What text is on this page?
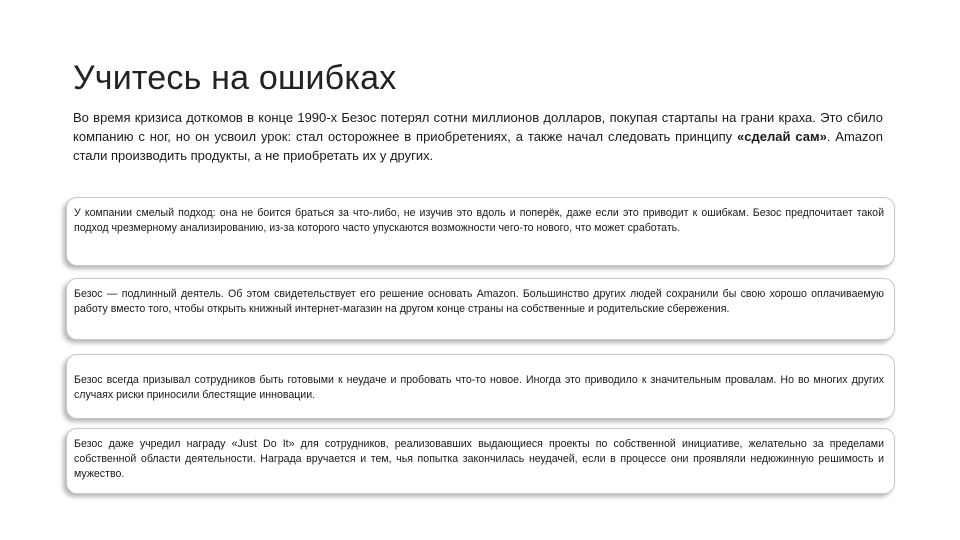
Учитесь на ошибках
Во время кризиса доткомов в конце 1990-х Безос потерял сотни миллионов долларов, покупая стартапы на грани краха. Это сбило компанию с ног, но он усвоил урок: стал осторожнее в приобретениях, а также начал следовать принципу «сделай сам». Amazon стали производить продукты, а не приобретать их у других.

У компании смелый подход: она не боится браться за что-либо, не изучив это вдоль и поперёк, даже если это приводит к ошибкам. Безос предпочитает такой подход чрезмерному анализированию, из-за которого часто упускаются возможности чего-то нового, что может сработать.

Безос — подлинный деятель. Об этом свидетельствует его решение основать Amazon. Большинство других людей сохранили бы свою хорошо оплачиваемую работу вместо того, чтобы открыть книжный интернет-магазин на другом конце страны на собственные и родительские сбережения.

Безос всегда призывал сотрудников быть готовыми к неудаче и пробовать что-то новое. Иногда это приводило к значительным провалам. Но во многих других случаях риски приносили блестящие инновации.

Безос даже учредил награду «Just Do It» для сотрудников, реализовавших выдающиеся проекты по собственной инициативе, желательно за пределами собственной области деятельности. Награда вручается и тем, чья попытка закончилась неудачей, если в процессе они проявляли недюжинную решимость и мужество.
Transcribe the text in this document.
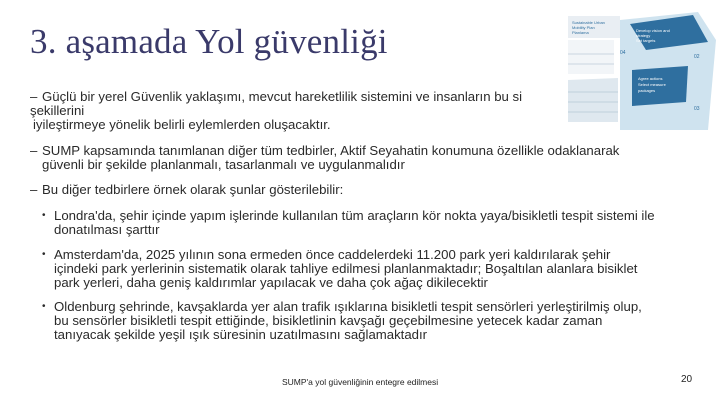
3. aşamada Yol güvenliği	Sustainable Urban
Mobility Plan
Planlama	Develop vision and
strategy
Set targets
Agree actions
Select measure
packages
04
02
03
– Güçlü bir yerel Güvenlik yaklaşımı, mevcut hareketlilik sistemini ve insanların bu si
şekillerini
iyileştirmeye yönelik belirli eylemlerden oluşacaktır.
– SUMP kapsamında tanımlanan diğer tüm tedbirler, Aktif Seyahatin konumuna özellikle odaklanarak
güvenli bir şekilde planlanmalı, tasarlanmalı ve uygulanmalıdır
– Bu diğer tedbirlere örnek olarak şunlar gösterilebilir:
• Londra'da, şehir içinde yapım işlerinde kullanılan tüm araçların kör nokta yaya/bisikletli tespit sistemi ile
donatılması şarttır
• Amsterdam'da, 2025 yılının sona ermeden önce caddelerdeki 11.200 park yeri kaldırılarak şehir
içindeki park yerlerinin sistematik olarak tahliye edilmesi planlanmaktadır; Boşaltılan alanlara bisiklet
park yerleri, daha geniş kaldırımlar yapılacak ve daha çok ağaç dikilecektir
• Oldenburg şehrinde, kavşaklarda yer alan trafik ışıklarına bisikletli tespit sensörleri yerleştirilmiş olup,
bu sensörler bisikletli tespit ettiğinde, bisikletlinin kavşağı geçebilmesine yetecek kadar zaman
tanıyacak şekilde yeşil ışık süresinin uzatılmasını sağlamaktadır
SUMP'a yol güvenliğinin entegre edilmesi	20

§ Job: Retype the entries word for word. Omit any images.

§ Response to the task:
What text is on this page?
Учитесь на ошибках
Во время кризиса доткомов в конце 1990-х Безос потерял сотни миллионов долларов, покупая стартапы на грани краха. Это сбило компанию с ног, но он усвоил урок: стал осторожнее в приобретениях, а также начал следовать принципу «сделай сам». Amazon стали производить продукты, а не приобретать их у других.

У компании смелый подход: она не боится браться за что-либо, не изучив это вдоль и поперёк, даже если это приводит к ошибкам. Безос предпочитает такой подход чрезмерному анализированию, из-за которого часто упускаются возможности чего-то нового, что может сработать.

Безос — подлинный деятель. Об этом свидетельствует его решение основать Amazon. Большинство других людей сохранили бы свою хорошо оплачиваемую работу вместо того, чтобы открыть книжный интернет-магазин на другом конце страны на собственные и родительские сбережения.

Безос всегда призывал сотрудников быть готовыми к неудаче и пробовать что-то новое. Иногда это приводило к значительным провалам. Но во многих других случаях риски приносили блестящие инновации.

Безос даже учредил награду «Just Do It» для сотрудников, реализовавших выдающиеся проекты по собственной инициативе, желательно за пределами собственной области деятельности. Награда вручается и тем, чья попытка закончилась неудачей, если в процессе они проявляли недюжинную решимость и мужество.
Transcribe the text in this document.
3. aşamada Yol güvenliği	Sustainable Urban
Mobility Plan
Planlama	Develop vision and
strategy
Set targets
Agree actions
Select measure
packages
04
02
03
– Güçlü bir yerel Güvenlik yaklaşımı, mevcut hareketlilik sistemini ve insanların bu si
şekillerini
iyileştirmeye yönelik belirli eylemlerden oluşacaktır.
– SUMP kapsamında tanımlanan diğer tüm tedbirler, Aktif Seyahatin konumuna özellikle odaklanarak
güvenli bir şekilde planlanmalı, tasarlanmalı ve uygulanmalıdır
– Bu diğer tedbirlere örnek olarak şunlar gösterilebilir:
• Londra'da, şehir içinde yapım işlerinde kullanılan tüm araçların kör nokta yaya/bisikletli tespit sistemi ile
donatılması şarttır
• Amsterdam'da, 2025 yılının sona ermeden önce caddelerdeki 11.200 park yeri kaldırılarak şehir
içindeki park yerlerinin sistematik olarak tahliye edilmesi planlanmaktadır; Boşaltılan alanlara bisiklet
park yerleri, daha geniş kaldırımlar yapılacak ve daha çok ağaç dikilecektir
• Oldenburg şehrinde, kavşaklarda yer alan trafik ışıklarına bisikletli tespit sensörleri yerleştirilmiş olup,
bu sensörler bisikletli tespit ettiğinde, bisikletlinin kavşağı geçebilmesine yetecek kadar zaman
tanıyacak şekilde yeşil ışık süresinin uzatılmasını sağlamaktadır
SUMP'a yol güvenliğinin entegre edilmesi	20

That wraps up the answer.